> GIVEN EXERCISE
Retype the material in full, keeping every word the same.

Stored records
^^^^^^^^

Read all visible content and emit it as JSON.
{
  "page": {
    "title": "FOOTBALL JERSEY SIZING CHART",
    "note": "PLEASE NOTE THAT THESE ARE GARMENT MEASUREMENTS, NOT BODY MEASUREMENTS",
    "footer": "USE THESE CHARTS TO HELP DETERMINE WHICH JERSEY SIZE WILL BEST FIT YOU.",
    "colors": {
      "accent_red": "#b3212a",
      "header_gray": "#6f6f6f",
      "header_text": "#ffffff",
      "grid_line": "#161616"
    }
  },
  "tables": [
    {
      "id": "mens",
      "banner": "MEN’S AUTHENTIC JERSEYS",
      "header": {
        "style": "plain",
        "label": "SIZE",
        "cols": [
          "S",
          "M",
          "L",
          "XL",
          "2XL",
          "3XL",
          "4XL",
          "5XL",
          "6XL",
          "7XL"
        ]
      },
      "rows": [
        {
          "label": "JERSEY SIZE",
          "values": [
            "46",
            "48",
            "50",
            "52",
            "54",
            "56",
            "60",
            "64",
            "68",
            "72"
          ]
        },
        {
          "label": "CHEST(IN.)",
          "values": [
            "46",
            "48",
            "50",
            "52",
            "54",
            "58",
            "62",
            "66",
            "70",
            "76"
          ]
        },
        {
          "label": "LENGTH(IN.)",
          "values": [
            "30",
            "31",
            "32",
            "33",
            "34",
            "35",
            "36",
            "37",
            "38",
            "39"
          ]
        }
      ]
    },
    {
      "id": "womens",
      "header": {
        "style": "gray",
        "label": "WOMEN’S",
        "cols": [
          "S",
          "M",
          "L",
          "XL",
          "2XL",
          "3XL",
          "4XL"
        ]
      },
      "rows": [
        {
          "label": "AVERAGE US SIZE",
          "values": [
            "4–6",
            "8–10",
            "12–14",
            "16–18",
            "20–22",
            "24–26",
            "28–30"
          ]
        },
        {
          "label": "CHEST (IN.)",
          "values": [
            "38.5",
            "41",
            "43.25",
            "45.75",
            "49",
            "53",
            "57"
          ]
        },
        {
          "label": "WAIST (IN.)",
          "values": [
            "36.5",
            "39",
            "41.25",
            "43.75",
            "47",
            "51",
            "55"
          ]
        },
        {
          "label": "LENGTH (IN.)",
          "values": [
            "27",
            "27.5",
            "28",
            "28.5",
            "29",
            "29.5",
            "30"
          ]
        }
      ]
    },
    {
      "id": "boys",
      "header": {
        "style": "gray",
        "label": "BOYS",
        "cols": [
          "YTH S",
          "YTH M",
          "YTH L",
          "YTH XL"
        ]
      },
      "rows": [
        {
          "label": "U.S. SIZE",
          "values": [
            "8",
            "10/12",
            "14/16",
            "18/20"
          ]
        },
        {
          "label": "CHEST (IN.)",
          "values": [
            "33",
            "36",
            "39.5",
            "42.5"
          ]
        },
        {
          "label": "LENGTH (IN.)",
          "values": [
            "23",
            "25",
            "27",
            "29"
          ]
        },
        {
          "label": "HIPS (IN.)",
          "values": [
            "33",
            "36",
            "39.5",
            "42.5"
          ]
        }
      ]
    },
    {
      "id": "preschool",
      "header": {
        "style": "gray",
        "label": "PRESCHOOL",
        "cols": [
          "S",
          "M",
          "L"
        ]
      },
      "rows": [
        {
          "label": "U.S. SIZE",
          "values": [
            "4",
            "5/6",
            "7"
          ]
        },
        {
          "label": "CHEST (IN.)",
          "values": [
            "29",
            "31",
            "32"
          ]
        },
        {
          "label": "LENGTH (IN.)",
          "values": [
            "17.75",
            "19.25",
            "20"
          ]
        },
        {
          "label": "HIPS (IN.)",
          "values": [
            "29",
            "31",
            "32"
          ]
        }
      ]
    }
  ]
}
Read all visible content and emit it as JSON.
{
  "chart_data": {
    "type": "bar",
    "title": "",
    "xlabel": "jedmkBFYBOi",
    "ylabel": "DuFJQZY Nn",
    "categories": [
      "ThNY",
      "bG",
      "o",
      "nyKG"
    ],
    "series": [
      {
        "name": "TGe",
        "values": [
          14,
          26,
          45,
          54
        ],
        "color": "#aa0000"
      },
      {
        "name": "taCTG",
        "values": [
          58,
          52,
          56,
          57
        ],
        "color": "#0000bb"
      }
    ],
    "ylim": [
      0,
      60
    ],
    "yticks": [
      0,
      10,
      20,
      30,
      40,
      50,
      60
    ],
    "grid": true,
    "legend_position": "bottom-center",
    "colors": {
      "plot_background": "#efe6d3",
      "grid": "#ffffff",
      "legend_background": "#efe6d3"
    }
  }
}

^^^^^^^^

> THE ANSWER
Read all visible content and emit it as JSON.
{
  "page": {
    "title": "FOOTBALL JERSEY SIZING CHART",
    "note": "PLEASE NOTE THAT THESE ARE GARMENT MEASUREMENTS, NOT BODY MEASUREMENTS",
    "footer": "USE THESE CHARTS TO HELP DETERMINE WHICH JERSEY SIZE WILL BEST FIT YOU.",
    "colors": {
      "accent_red": "#b3212a",
      "header_gray": "#6f6f6f",
      "header_text": "#ffffff",
      "grid_line": "#161616"
    }
  },
  "tables": [
    {
      "id": "mens",
      "banner": "MEN’S AUTHENTIC JERSEYS",
      "header": {
        "style": "plain",
        "label": "SIZE",
        "cols": [
          "S",
          "M",
          "L",
          "XL",
          "2XL",
          "3XL",
          "4XL",
          "5XL",
          "6XL",
          "7XL"
        ]
      },
      "rows": [
        {
          "label": "JERSEY SIZE",
          "values": [
            "46",
            "48",
            "50",
            "52",
            "54",
            "56",
            "60",
            "64",
            "68",
            "72"
          ]
        },
        {
          "label": "CHEST(IN.)",
          "values": [
            "46",
            "48",
            "50",
            "52",
            "54",
            "58",
            "62",
            "66",
            "70",
            "76"
          ]
        },
        {
          "label": "LENGTH(IN.)",
          "values": [
            "30",
            "31",
            "32",
            "33",
            "34",
            "35",
            "36",
            "37",
            "38",
            "39"
          ]
        }
      ]
    },
    {
      "id": "womens",
      "header": {
        "style": "gray",
        "label": "WOMEN’S",
        "cols": [
          "S",
          "M",
          "L",
          "XL",
          "2XL",
          "3XL",
          "4XL"
        ]
      },
      "rows": [
        {
          "label": "AVERAGE US SIZE",
          "values": [
            "4–6",
            "8–10",
            "12–14",
            "16–18",
            "20–22",
            "24–26",
            "28–30"
          ]
        },
        {
          "label": "CHEST (IN.)",
          "values": [
            "38.5",
            "41",
            "43.25",
            "45.75",
            "49",
            "53",
            "57"
          ]
        },
        {
          "label": "WAIST (IN.)",
          "values": [
            "36.5",
            "39",
            "41.25",
            "43.75",
            "47",
            "51",
            "55"
          ]
        },
        {
          "label": "LENGTH (IN.)",
          "values": [
            "27",
            "27.5",
            "28",
            "28.5",
            "29",
            "29.5",
            "30"
          ]
        }
      ]
    },
    {
      "id": "boys",
      "header": {
        "style": "gray",
        "label": "BOYS",
        "cols": [
          "YTH S",
          "YTH M",
          "YTH L",
          "YTH XL"
        ]
      },
      "rows": [
        {
          "label": "U.S. SIZE",
          "values": [
            "8",
            "10/12",
            "14/16",
            "18/20"
          ]
        },
        {
          "label": "CHEST (IN.)",
          "values": [
            "33",
            "36",
            "39.5",
            "42.5"
          ]
        },
        {
          "label": "LENGTH (IN.)",
          "values": [
            "23",
            "25",
            "27",
            "29"
          ]
        },
        {
          "label": "HIPS (IN.)",
          "values": [
            "33",
            "36",
            "39.5",
            "42.5"
          ]
        }
      ]
    },
    {
      "id": "preschool",
      "header": {
        "style": "gray",
        "label": "PRESCHOOL",
        "cols": [
          "S",
          "M",
          "L"
        ]
      },
      "rows": [
        {
          "label": "U.S. SIZE",
          "values": [
            "4",
            "5/6",
            "7"
          ]
        },
        {
          "label": "CHEST (IN.)",
          "values": [
            "29",
            "31",
            "32"
          ]
        },
        {
          "label": "LENGTH (IN.)",
          "values": [
            "17.75",
            "19.25",
            "20"
          ]
        },
        {
          "label": "HIPS (IN.)",
          "values": [
            "29",
            "31",
            "32"
          ]
        }
      ]
    }
  ]
}
Read all visible content and emit it as JSON.
{
  "chart_data": {
    "type": "bar",
    "title": "",
    "xlabel": "jedmkBFYBOi",
    "ylabel": "DuFJQZY Nn",
    "categories": [
      "ThNY",
      "bG",
      "o",
      "nyKG"
    ],
    "series": [
      {
        "name": "TGe",
        "values": [
          14,
          26,
          45,
          54
        ],
        "color": "#aa0000"
      },
      {
        "name": "taCTG",
        "values": [
          58,
          52,
          56,
          57
        ],
        "color": "#0000bb"
      }
    ],
    "ylim": [
      0,
      60
    ],
    "yticks": [
      0,
      10,
      20,
      30,
      40,
      50,
      60
    ],
    "grid": true,
    "legend_position": "bottom-center",
    "colors": {
      "plot_background": "#efe6d3",
      "grid": "#ffffff",
      "legend_background": "#efe6d3"
    }
  }
}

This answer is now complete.